## [SELECTED EXTRACT]
• • • • •
In State ex rel. English v. Ruback, 135 Neb. 335, 281 N.W. 607 (1938), this court laid down guidelines to assist in determining whether a statute defining an offense is void for uncertainty. In Ruback at 341, 281 N.W. at 610, we said: "`The test to determine whether a statute defining an offense is void for uncertainty (1) is whether the language may apply not only to a particular act about which there can be little or no difference of opinion, but equally to other acts about which there may be radical differences, thereby devolving on the court the exercise of arbitrary power of discriminating between the several classes of acts. [Citation omitted.] (2) The dividing line between what is lawful and what is unlawful cannot be left to conjecture. [Citations omitted.]'"
In the case of Papachristou v. City of Jacksonville, 405 U.S. 156, 162, 92 S.Ct. 839, 31 L.Ed.2d 110 (1972), the U.S. Supreme Court said: "Living under a rule of law entails various suppositions, one of which is that `[all persons] are entitled to be informed as to what the State commands or forbids.'"
In Papachristou, supra, the U.S. Supreme Court declared a vagrancy statute of the city of Jacksonville, Florida, invalid for vagueness, saying at 165: "This aspect of the vagrancy ordinance before us is suggested by what this Court said in 1876 about a broad criminal statute enacted by Congress: `It would certainly be dangerous if the legislature could set a net large enough to catch all possible offenders, and leave it to the courts to step inside and say who could be rightfully detained, and who should be set at large.'"
Several other jurisdictions which have viewed ordinances with the same general intent in mind have reached similar conclusions. In the case of State v. Sanders, 37 N.C. App. 53, 245 S.E.2d 397 (1978), the South Carolina Court of Appeals was presented with a statute making it a misdemeanor for members of the opposite sex to occupy the same bedroom at a hotel for "any immoral purpose." In finding the ordinance too vague and indefinite to comply with constitutional due process standards, the court said at 55, 245 S.E.2d at 398: "A criminal statute or ordinance must be sufficiently definite to inform citizens of common intelligence of the particular acts which are forbidden. [Citation omitted.] G.S. 14-186 fails to define with sufficient precision exactly what the term `any immoral purpose' may encompass. The word immoral is not equivalent to the word illegal; hence, enforcement of G.S. 14-186 may involve legal acts which, nevertheless, are immoral in the view of many citizens. One must necessarily speculate, therefore, as to what acts are immoral. If the legislative intent of G.S. 14-186 is to proscribe illicit sexual intercourse the statute could have specifically so provided." (Emphasis in original.)
• • • • •
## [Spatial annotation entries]
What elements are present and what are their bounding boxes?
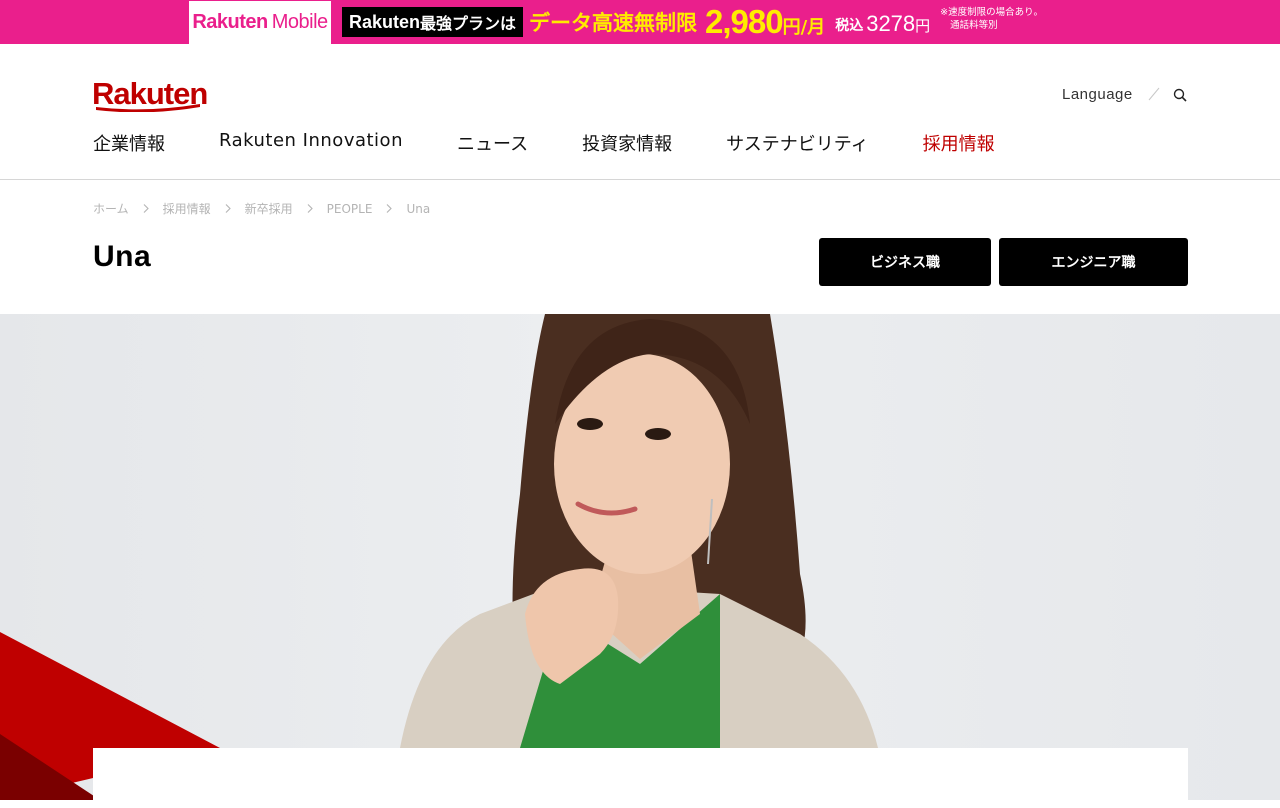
nav-item-corporate[interactable]: 企業情報 bbox=[93, 130, 165, 156]
main-nav: 企業情報 Rakuten Innovation ニュース 投資家情報 サステナビ… bbox=[93, 130, 1049, 156]
divider-icon bbox=[1148, 87, 1160, 101]
logo-swoosh-icon bbox=[96, 104, 200, 112]
breadcrumb-current: Una bbox=[406, 201, 431, 216]
promo-tax-price: 3278 bbox=[866, 11, 916, 36]
rakuten-mobile-logo: Rakuten Mobile bbox=[189, 0, 331, 44]
page-title: Una bbox=[93, 240, 152, 273]
chevron-right-icon bbox=[307, 204, 313, 213]
nav-item-innovation[interactable]: Rakuten Innovation bbox=[219, 130, 403, 156]
chevron-right-icon bbox=[143, 204, 149, 213]
promo-banner[interactable]: Rakuten Mobile Rakuten 最強プランは データ高速無制限 2,9… bbox=[0, 0, 1280, 44]
breadcrumb-careers[interactable]: 採用情報 bbox=[163, 200, 211, 217]
chevron-right-icon bbox=[225, 204, 231, 213]
promo-tax-unit: 円 bbox=[915, 17, 931, 35]
breadcrumb-people[interactable]: PEOPLE bbox=[327, 202, 373, 216]
chevron-right-icon bbox=[387, 204, 393, 213]
nav-item-investors[interactable]: 投資家情報 bbox=[582, 130, 672, 156]
promo-plan-label: Rakuten 最強プランは bbox=[342, 7, 524, 37]
promo-tax-label: 税込 bbox=[835, 18, 864, 34]
language-link[interactable]: Language bbox=[1062, 86, 1133, 103]
breadcrumb: ホーム 採用情報 新卒採用 PEOPLE Una bbox=[93, 200, 430, 217]
site-header: Rakuten Language 企業情報 Rakuten Innovation… bbox=[0, 44, 1280, 180]
hero-image bbox=[0, 314, 1280, 800]
promo-price-unit: 円/月 bbox=[782, 17, 826, 38]
business-jobs-button[interactable]: ビジネス職 bbox=[819, 238, 991, 286]
nav-item-news[interactable]: ニュース bbox=[457, 130, 528, 156]
nav-item-careers[interactable]: 採用情報 bbox=[923, 130, 995, 156]
content-card bbox=[93, 748, 1188, 808]
promo-speed-text: データ高速無制限 bbox=[529, 11, 698, 35]
portrait-illustration bbox=[0, 314, 878, 800]
promo-note: ※速度制限の場合あり。 通話料等別 bbox=[940, 7, 1043, 31]
search-icon[interactable] bbox=[1173, 88, 1187, 102]
nav-item-sustainability[interactable]: サステナビリティ bbox=[726, 130, 869, 156]
engineer-jobs-button[interactable]: エンジニア職 bbox=[999, 238, 1188, 286]
breadcrumb-new-graduates[interactable]: 新卒採用 bbox=[245, 200, 293, 217]
breadcrumb-home[interactable]: ホーム bbox=[93, 200, 129, 217]
promo-price: 2,980 bbox=[705, 3, 784, 40]
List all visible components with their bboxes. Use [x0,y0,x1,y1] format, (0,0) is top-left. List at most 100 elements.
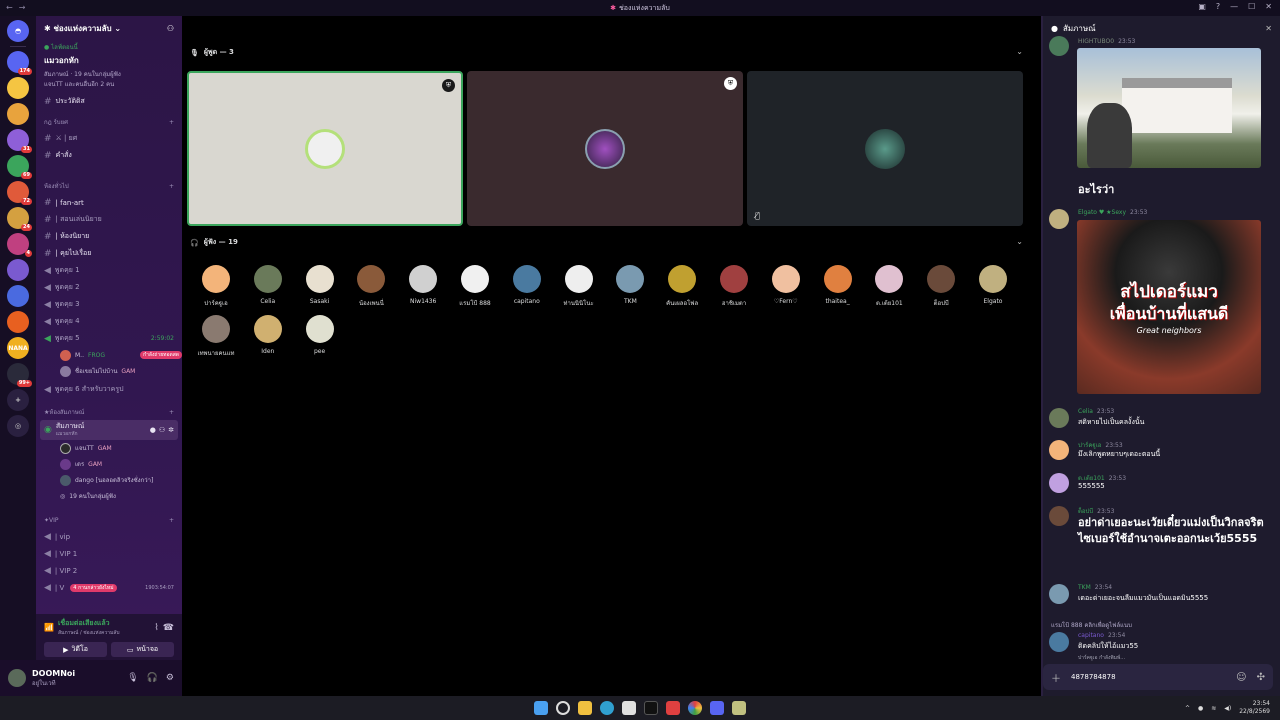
inbox-icon[interactable]: ▣ [1198,2,1206,11]
server-icon[interactable]: 99+ [7,363,32,387]
voice-channel-5[interactable]: ◀ พูดคุย 5 2:59:02 [36,330,182,347]
emoji-icon[interactable]: ☺ [1236,672,1246,683]
voice-user[interactable]: M.. FROG กำลังถ่ายทอดสด [36,347,182,363]
channel-history[interactable]: # ประวัติดิส [36,93,182,110]
microphone-icon[interactable]: 🎙 [127,673,138,683]
listener[interactable]: pee [295,315,345,355]
speaker-tile[interactable]: 🎙̸ [747,71,1023,226]
server-icon[interactable]: 72 [7,181,32,205]
listener[interactable]: ปาร์คฐูเอ [191,265,241,308]
edge-icon[interactable] [600,701,614,715]
voice-channel-2[interactable]: ◀ พูดคุย 2 [36,279,182,296]
vip-channel-3[interactable]: ◀ | V 4 กานกล่าวยังไหม่ 1903:54:07 [36,579,182,596]
noise-suppression-icon[interactable]: ⌇ [154,623,158,633]
server-icon[interactable]: 69 [7,155,32,179]
clock[interactable]: 23:54 22/8/2569 [1239,700,1270,716]
add-channel-icon[interactable]: + [169,119,174,126]
app-icon[interactable] [732,701,746,715]
chevron-up-icon[interactable]: ^ [1185,705,1190,712]
server-icon[interactable]: 24 [7,207,32,231]
listener[interactable]: น้องเพนนี่ [346,265,396,308]
listener[interactable]: TKM [605,265,655,305]
listener[interactable]: ท่านนินิโนะ [554,265,604,308]
channel-fan-art[interactable]: # | fan-art [36,194,182,211]
maximize-button[interactable]: ☐ [1248,2,1255,11]
listener[interactable]: ต.เต้ย101 [864,265,914,308]
close-icon[interactable]: ✕ [1265,24,1272,33]
vip-channel-2[interactable]: ◀ | VIP 2 [36,562,182,579]
signal-icon[interactable]: 📶 [44,623,54,632]
discover-icon[interactable]: ◎ [7,415,29,437]
add-channel-icon[interactable]: + [169,183,174,190]
message-avatar[interactable] [1049,632,1069,652]
chevron-down-icon[interactable]: ⌄ [1016,237,1023,246]
nav-arrows[interactable]: ← → [6,3,25,12]
listener[interactable]: คันเผลอโฟล [657,265,707,308]
listener[interactable]: แรมโป้ 888 [450,265,500,308]
live-event-card[interactable]: ● ไลฟ์ตอนนี้ แมวอกหัก สัมภาษณ์ · 19 คนใน… [36,40,182,93]
message-author[interactable]: Celia 23:53 [1078,408,1114,415]
server-header[interactable]: ✱ ช่องแห่งความลับ ⌄ ⚇ [36,16,182,40]
channel-commands[interactable]: # คำสั่ง [36,147,182,164]
app-icon[interactable] [666,701,680,715]
chrome-icon[interactable] [688,701,702,715]
start-icon[interactable] [534,701,548,715]
chat-input[interactable]: 4878784878 [1071,673,1116,681]
category-general[interactable]: ห้องทั่วไป + [36,178,182,194]
volume-icon[interactable]: ◀) [1224,705,1231,712]
chevron-down-icon[interactable]: ⌄ [1016,47,1023,56]
server-icon[interactable]: 4 [7,233,32,257]
help-icon[interactable]: ? [1216,2,1220,11]
category-rules[interactable]: กฎ ร์บยศ + [36,114,182,130]
chat-input-box[interactable]: ＋ 4878784878 ☺ ✣ [1043,664,1273,690]
user-settings-icon[interactable]: ⚙ [166,673,174,683]
user-avatar[interactable] [8,669,26,687]
add-user-icon[interactable]: ⚇ [167,24,174,33]
stage-user[interactable]: แจนTT GAM [36,440,182,456]
server-icon[interactable] [7,103,29,125]
discord-home-icon[interactable]: ◓ [7,20,29,42]
spider-cat-poster[interactable]: สไปเดอร์แมว เพื่อนบ้านที่แสนดี Great nei… [1077,220,1261,394]
reply-preview[interactable]: แรมโป้ 888 คลิกเพื่อดูไฟล์แนบ [1051,620,1132,630]
settings-icon[interactable]: ✲ [168,426,174,434]
listener[interactable]: Iden [243,315,293,355]
channel-chat[interactable]: # | คุยไปเรื่อย [36,245,182,262]
file-explorer-icon[interactable] [578,701,592,715]
disconnect-icon[interactable]: ☎ [163,623,174,633]
back-icon[interactable]: ← [6,3,13,12]
listener[interactable]: ต็อปบี [916,265,966,308]
listener[interactable]: ฮาชิเมตา [709,265,759,308]
stage-audience[interactable]: ◎ 19 คนในกลุ่มผู้ฟัง [36,488,182,504]
vip-channel-1[interactable]: ◀ | VIP 1 [36,545,182,562]
server-icon[interactable]: 31 [7,129,32,153]
listener[interactable]: capitano [502,265,552,305]
voice-channel-6[interactable]: ◀ พูดคุย 6 สำหรับวาครูป [36,381,182,398]
channel-rank[interactable]: # ⚔ | ยศ [36,130,182,147]
listener[interactable]: เทพนายคนแท [191,315,241,358]
message-avatar[interactable] [1049,473,1069,493]
listener[interactable]: thaitea_ [813,265,863,305]
speaker-tile[interactable]: ⛨ [187,71,463,226]
store-icon[interactable] [622,701,636,715]
voice-channel-4[interactable]: ◀ พูดคุย 4 [36,313,182,330]
voice-channel-3[interactable]: ◀ พูดคุย 3 [36,296,182,313]
invite-icon[interactable]: ⚇ [159,426,165,434]
channel-novel[interactable]: # | ห้องนิยาย [36,228,182,245]
listener[interactable]: Niw1436 [398,265,448,305]
message-avatar[interactable] [1049,584,1069,604]
server-icon[interactable] [7,311,29,333]
minimize-button[interactable]: — [1230,2,1238,11]
server-icon[interactable]: NANA [7,337,29,359]
new-message-badge[interactable]: 4 กานกล่าวยังไหม่ [70,583,117,592]
stage-user[interactable]: เดร GAM [36,456,182,472]
voice-channel-1[interactable]: ◀ พูดคุย 1 [36,262,182,279]
close-window-button[interactable]: ✕ [1265,2,1272,11]
message-avatar[interactable] [1049,36,1069,56]
video-button[interactable]: ▶ วิดีโอ [44,642,107,657]
tiktok-icon[interactable] [644,701,658,715]
chat-icon[interactable]: ● [150,426,156,434]
system-tray[interactable]: ^ ● ≋ ◀) 23:54 22/8/2569 [1185,700,1270,716]
speaker-tile[interactable]: ⛨ [467,71,743,226]
listener[interactable]: Celia [243,265,293,305]
headphones-icon[interactable]: 🎧 [147,673,158,683]
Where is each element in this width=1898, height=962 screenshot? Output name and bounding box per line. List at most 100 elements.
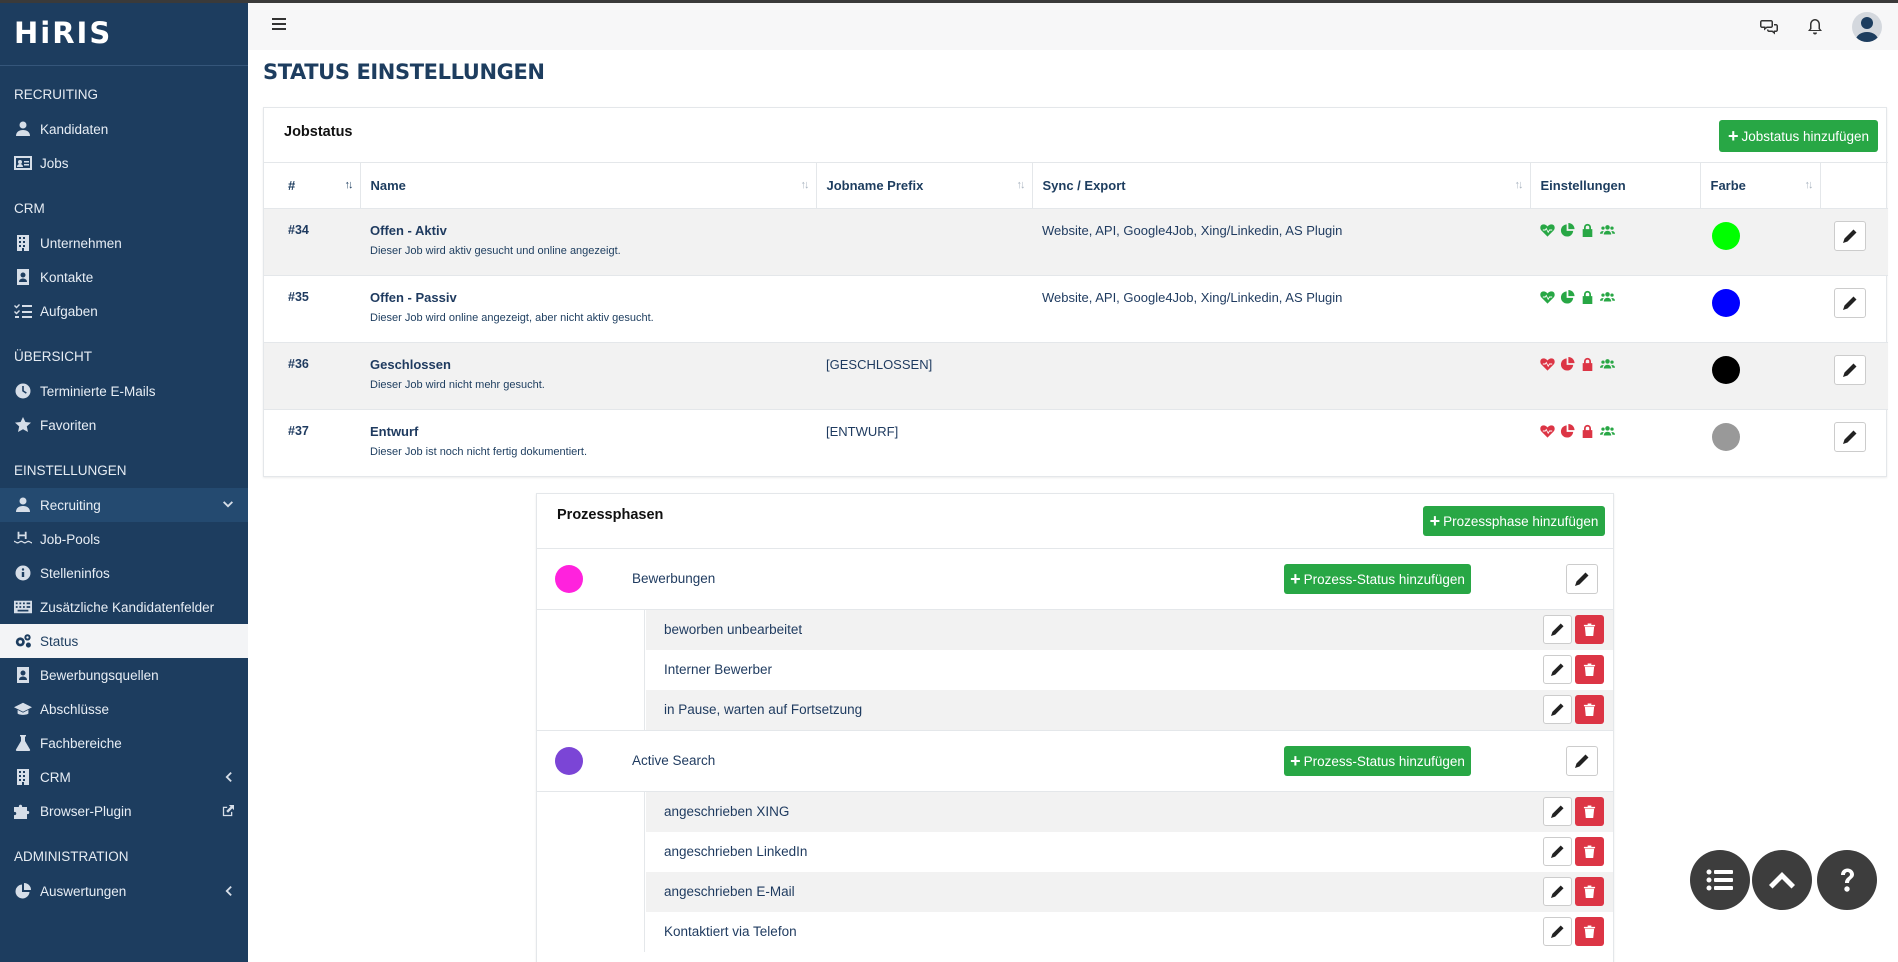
• • • • •
## [EXERCISE TASKS]
1. In the passage on vagueness in criminal statutes, which city's vagrancy statute did the U.S. Supreme Court declare invalid in Papachristou?
2. Retype the lines of the records, starting with the line that contains "nav-item-corporate[interactable]: 企業情報 bbox=[93, 130, 165, 156]" and ending with the line that contains "breadcrumb-current: Una bbox=[406, 201, 431, 216]".

## [THE SOLUTIONS]
1. Jacksonville, Florida.

2.
nav-item-corporate[interactable]: 企業情報 bbox=[93, 130, 165, 156]
main-nav: 企業情報 Rakuten Innovation ニュース 投資家情報 サステナビ… bbox=[93, 130, 1049, 156]
divider-icon bbox=[1148, 87, 1160, 101]
logo-swoosh-icon bbox=[96, 104, 200, 112]
breadcrumb-current: Una bbox=[406, 201, 431, 216]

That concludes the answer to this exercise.